Stored records
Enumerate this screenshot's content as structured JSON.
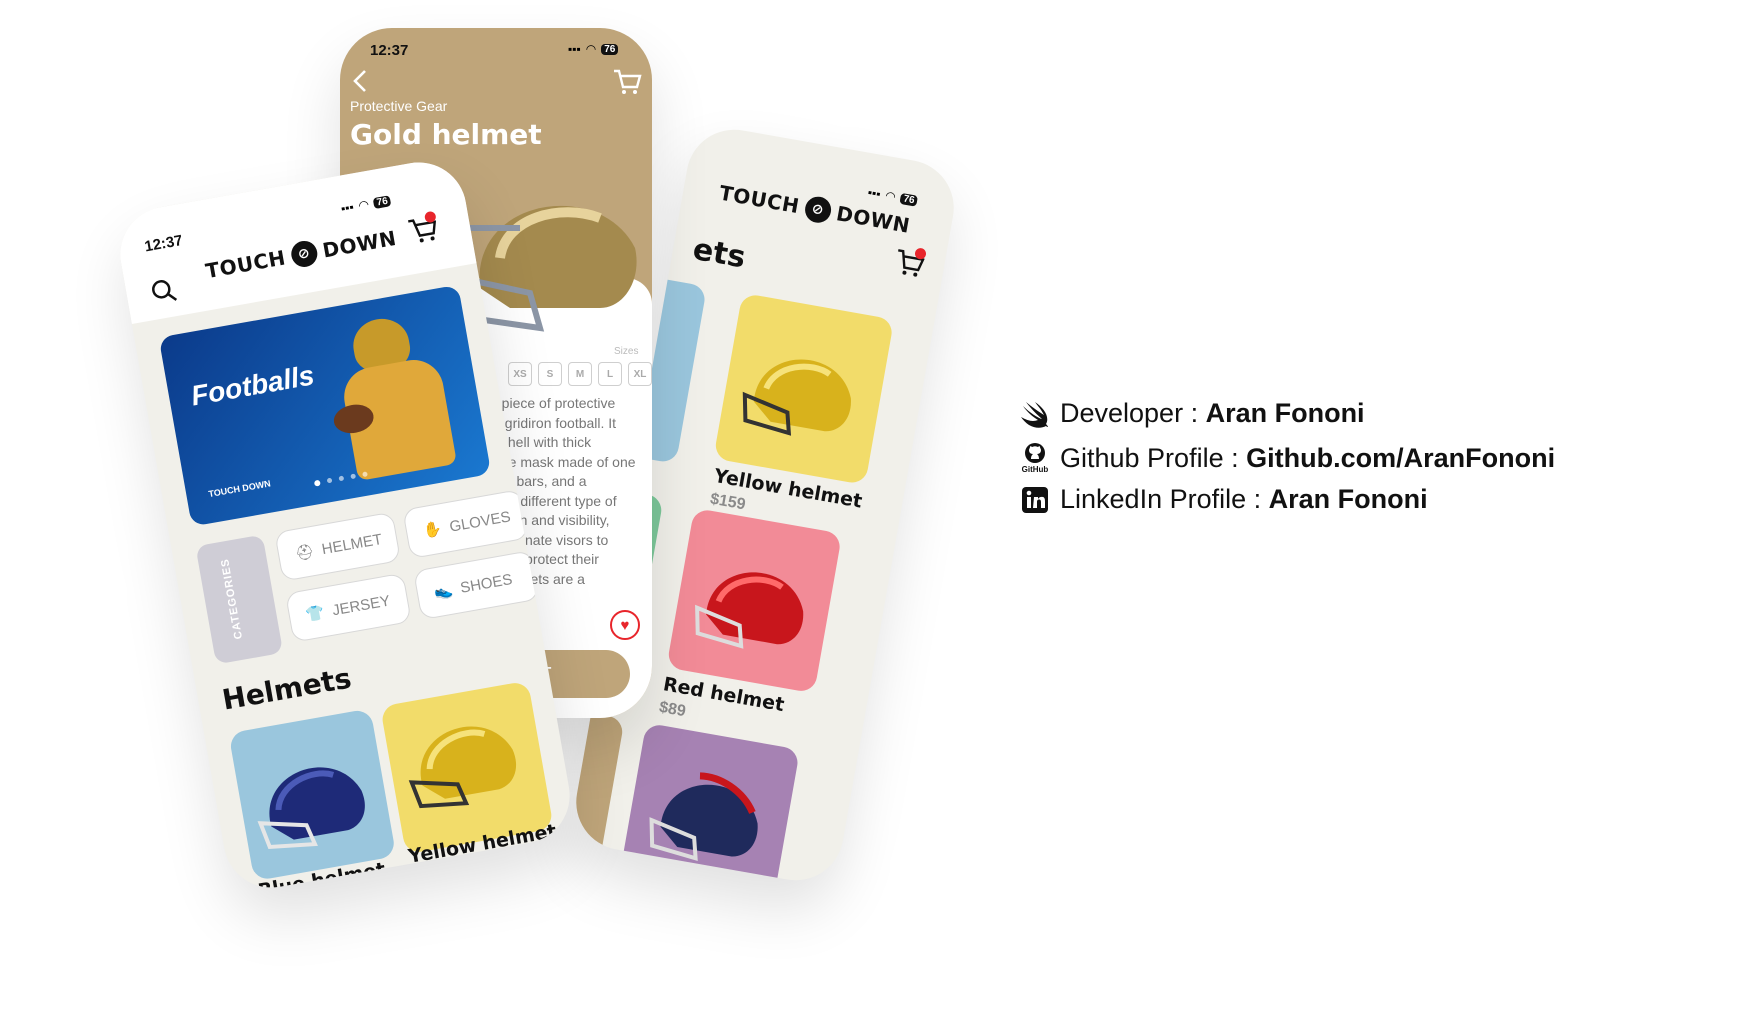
{
  "status": {
    "time": "12:37",
    "battery": "76"
  },
  "brand": {
    "left": "TOUCH",
    "right": "DOWN",
    "small": "TOUCH DOWN"
  },
  "detail": {
    "category": "Protective Gear",
    "title": "Gold helmet",
    "sizes_label": "Sizes",
    "sizes": [
      "XS",
      "S",
      "M",
      "L",
      "XL"
    ],
    "description_lines": [
      "n piece of protective",
      "in gridiron football. It",
      "c shell with thick",
      "face mask made of one",
      "etal bars, and a",
      "as a different type of",
      "ection and visibility,",
      "carbonate visors to",
      "ed to protect their",
      ". Helmets are a"
    ],
    "add_button_fragment": "RT"
  },
  "home": {
    "banner_title": "Footballs",
    "banner_brand": "TOUCH DOWN",
    "categories_label": "CATEGORIES",
    "categories": [
      "HELMET",
      "GLOVES",
      "JERSEY",
      "SHOES"
    ],
    "section_title": "Helmets",
    "products": [
      {
        "name": "Blue helmet",
        "color": "#1e2a78",
        "bg": "#9ac6dd"
      },
      {
        "name": "Yellow helmet",
        "color": "#d8b21c",
        "bg": "#f2dc6a"
      }
    ]
  },
  "list": {
    "section_title_fragment": "ets",
    "products": [
      {
        "name": "Yellow helmet",
        "price": "$159",
        "color": "#d8b21c",
        "bg": "#f2dc6a"
      },
      {
        "name": "Red helmet",
        "price": "$89",
        "color": "#c8161c",
        "bg": "#f28b97"
      }
    ]
  },
  "info": {
    "developer_label": "Developer : ",
    "developer_value": "Aran Fononi",
    "github_label": "Github Profile : ",
    "github_value": "Github.com/AranFononi",
    "github_icon_caption": "GitHub",
    "linkedin_label": "LinkedIn Profile : ",
    "linkedin_value": "Aran Fononi"
  },
  "colors": {
    "gold": "#bfa57a",
    "bg_light": "#f1f0ea",
    "accent_red": "#e8252b"
  }
}
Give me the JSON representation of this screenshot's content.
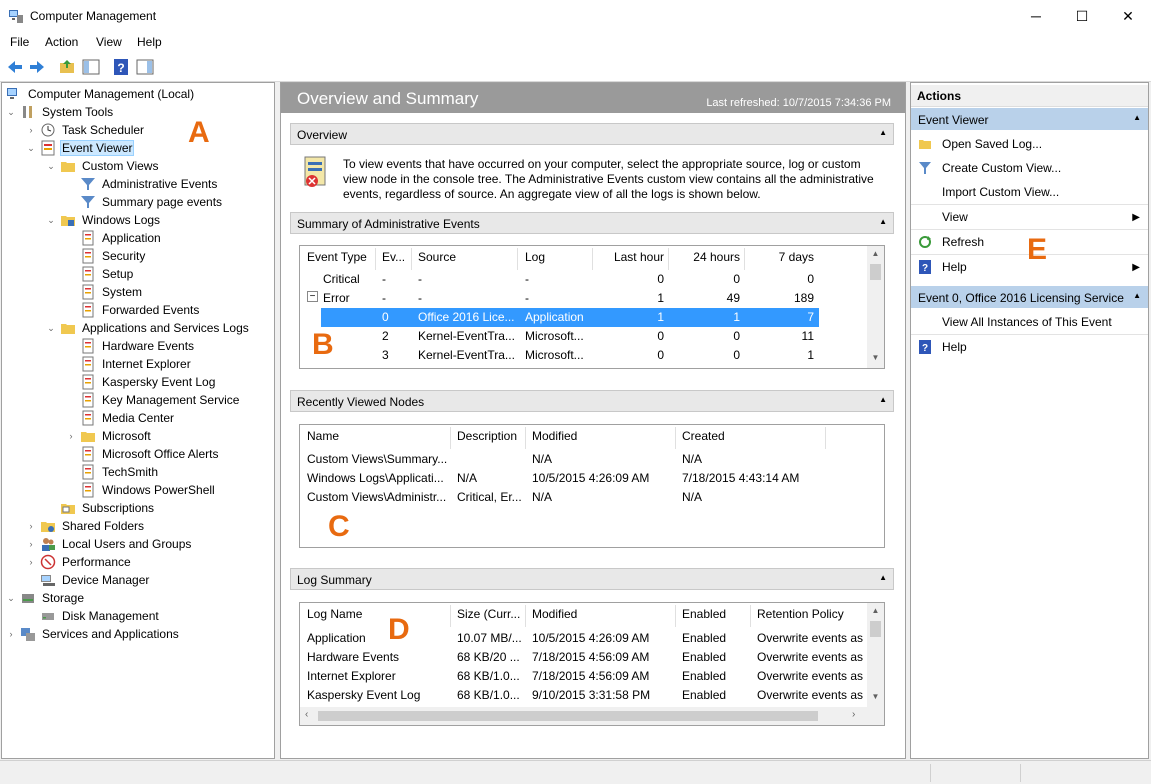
{
  "window": {
    "title": "Computer Management",
    "minimize": "─",
    "maximize": "☐",
    "close": "✕"
  },
  "menu": [
    "File",
    "Action",
    "View",
    "Help"
  ],
  "tree": {
    "root": "Computer Management (Local)",
    "items": [
      {
        "label": "System Tools"
      },
      {
        "label": "Task Scheduler"
      },
      {
        "label": "Event Viewer"
      },
      {
        "label": "Custom Views"
      },
      {
        "label": "Administrative Events"
      },
      {
        "label": "Summary page events"
      },
      {
        "label": "Windows Logs"
      },
      {
        "label": "Application"
      },
      {
        "label": "Security"
      },
      {
        "label": "Setup"
      },
      {
        "label": "System"
      },
      {
        "label": "Forwarded Events"
      },
      {
        "label": "Applications and Services Logs"
      },
      {
        "label": "Hardware Events"
      },
      {
        "label": "Internet Explorer"
      },
      {
        "label": "Kaspersky Event Log"
      },
      {
        "label": "Key Management Service"
      },
      {
        "label": "Media Center"
      },
      {
        "label": "Microsoft"
      },
      {
        "label": "Microsoft Office Alerts"
      },
      {
        "label": "TechSmith"
      },
      {
        "label": "Windows PowerShell"
      },
      {
        "label": "Subscriptions"
      },
      {
        "label": "Shared Folders"
      },
      {
        "label": "Local Users and Groups"
      },
      {
        "label": "Performance"
      },
      {
        "label": "Device Manager"
      },
      {
        "label": "Storage"
      },
      {
        "label": "Disk Management"
      },
      {
        "label": "Services and Applications"
      }
    ]
  },
  "main": {
    "title": "Overview and Summary",
    "refreshed": "Last refreshed: 10/7/2015 7:34:36 PM",
    "overview": {
      "header": "Overview",
      "text": "To view events that have occurred on your computer, select the appropriate source, log or custom view node in the console tree. The Administrative Events custom view contains all the administrative events, regardless of source. An aggregate view of all the logs is shown below."
    },
    "summary": {
      "header": "Summary of Administrative Events",
      "columns": [
        "Event Type",
        "Ev...",
        "Source",
        "Log",
        "Last hour",
        "24 hours",
        "7 days"
      ],
      "rows": [
        {
          "type": "Critical",
          "ev": "-",
          "source": "-",
          "log": "-",
          "hour": "0",
          "day": "0",
          "week": "0"
        },
        {
          "type": "Error",
          "ev": "-",
          "source": "-",
          "log": "-",
          "hour": "1",
          "day": "49",
          "week": "189"
        },
        {
          "type": "",
          "ev": "0",
          "source": "Office 2016 Lice...",
          "log": "Application",
          "hour": "1",
          "day": "1",
          "week": "7"
        },
        {
          "type": "",
          "ev": "2",
          "source": "Kernel-EventTra...",
          "log": "Microsoft...",
          "hour": "0",
          "day": "0",
          "week": "11"
        },
        {
          "type": "",
          "ev": "3",
          "source": "Kernel-EventTra...",
          "log": "Microsoft...",
          "hour": "0",
          "day": "0",
          "week": "1"
        }
      ],
      "expand_glyph": "−"
    },
    "recent": {
      "header": "Recently Viewed Nodes",
      "columns": [
        "Name",
        "Description",
        "Modified",
        "Created"
      ],
      "rows": [
        {
          "name": "Custom Views\\Summary...",
          "desc": "",
          "modified": "N/A",
          "created": "N/A"
        },
        {
          "name": "Windows Logs\\Applicati...",
          "desc": "N/A",
          "modified": "10/5/2015 4:26:09 AM",
          "created": "7/18/2015 4:43:14 AM"
        },
        {
          "name": "Custom Views\\Administr...",
          "desc": "Critical, Er...",
          "modified": "N/A",
          "created": "N/A"
        }
      ]
    },
    "logsummary": {
      "header": "Log Summary",
      "columns": [
        "Log Name",
        "Size (Curr...",
        "Modified",
        "Enabled",
        "Retention Policy"
      ],
      "rows": [
        {
          "name": "Application",
          "size": "10.07 MB/...",
          "modified": "10/5/2015 4:26:09 AM",
          "enabled": "Enabled",
          "policy": "Overwrite events as n"
        },
        {
          "name": "Hardware Events",
          "size": "68 KB/20 ...",
          "modified": "7/18/2015 4:56:09 AM",
          "enabled": "Enabled",
          "policy": "Overwrite events as n"
        },
        {
          "name": "Internet Explorer",
          "size": "68 KB/1.0...",
          "modified": "7/18/2015 4:56:09 AM",
          "enabled": "Enabled",
          "policy": "Overwrite events as n"
        },
        {
          "name": "Kaspersky Event Log",
          "size": "68 KB/1.0...",
          "modified": "9/10/2015 3:31:58 PM",
          "enabled": "Enabled",
          "policy": "Overwrite events as n"
        }
      ]
    }
  },
  "callouts": {
    "a": "A",
    "b": "B",
    "c": "C",
    "d": "D",
    "e": "E"
  },
  "actions": {
    "title": "Actions",
    "group1": "Event Viewer",
    "items1": [
      {
        "label": "Open Saved Log...",
        "icon": "folder-icon"
      },
      {
        "label": "Create Custom View...",
        "icon": "filter-icon"
      },
      {
        "label": "Import Custom View...",
        "icon": ""
      },
      {
        "label": "View",
        "icon": "",
        "submenu": true
      },
      {
        "label": "Refresh",
        "icon": "refresh-icon"
      },
      {
        "label": "Help",
        "icon": "help-icon",
        "submenu": true
      }
    ],
    "group2": "Event 0, Office 2016 Licensing Service",
    "items2": [
      {
        "label": "View All Instances of This Event",
        "icon": ""
      },
      {
        "label": "Help",
        "icon": "help-icon"
      }
    ]
  },
  "colors": {
    "selection": "#3399ff",
    "callout": "#e86a10",
    "action_header": "#b9d1ea"
  }
}
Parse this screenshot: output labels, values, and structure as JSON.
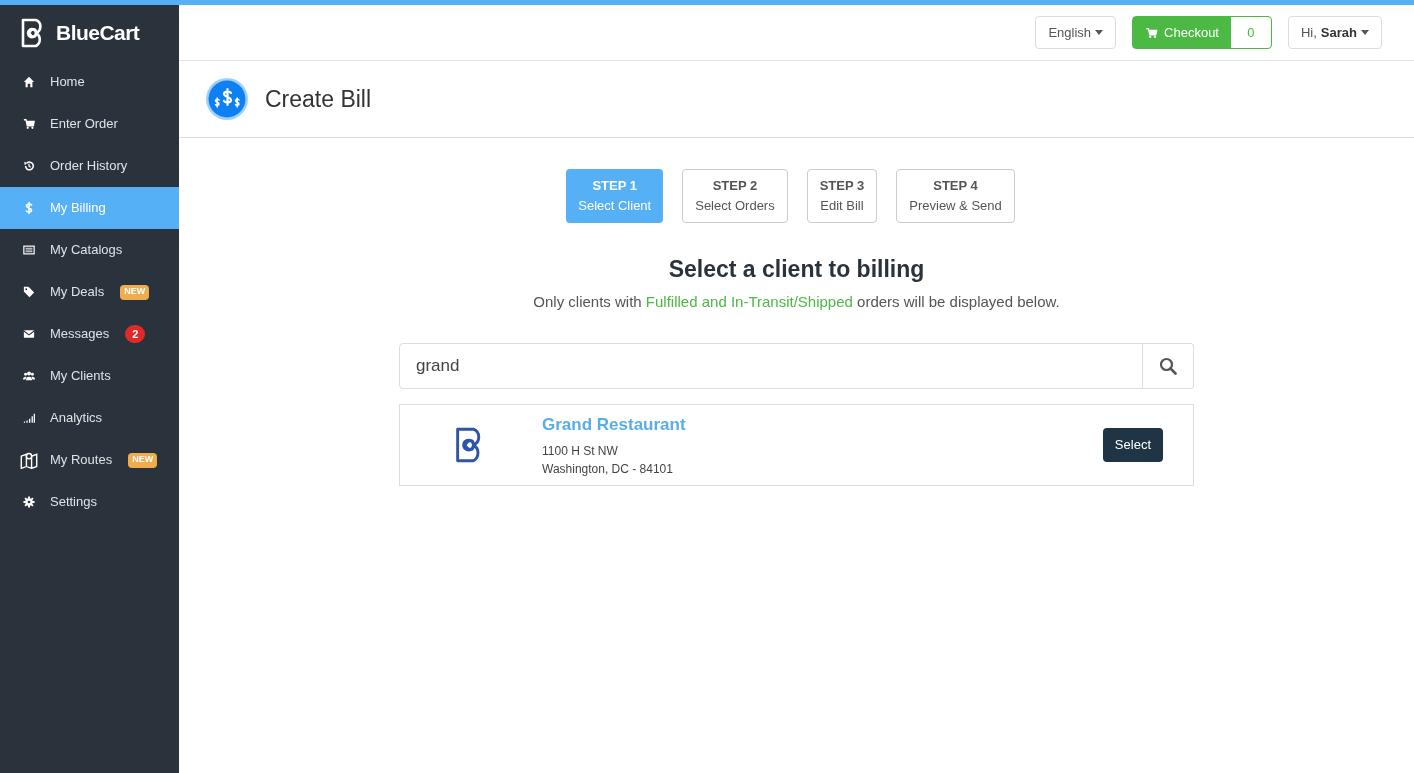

Goal -
In the records above, find each line with the word "screenshot" and copy it.

Exercise answer -
Enumerate this screenshot's content as structured JSON.
Give me the JSON representation of this screenshot's content.
Parse this screenshot: output labels, values, and structure as JSON.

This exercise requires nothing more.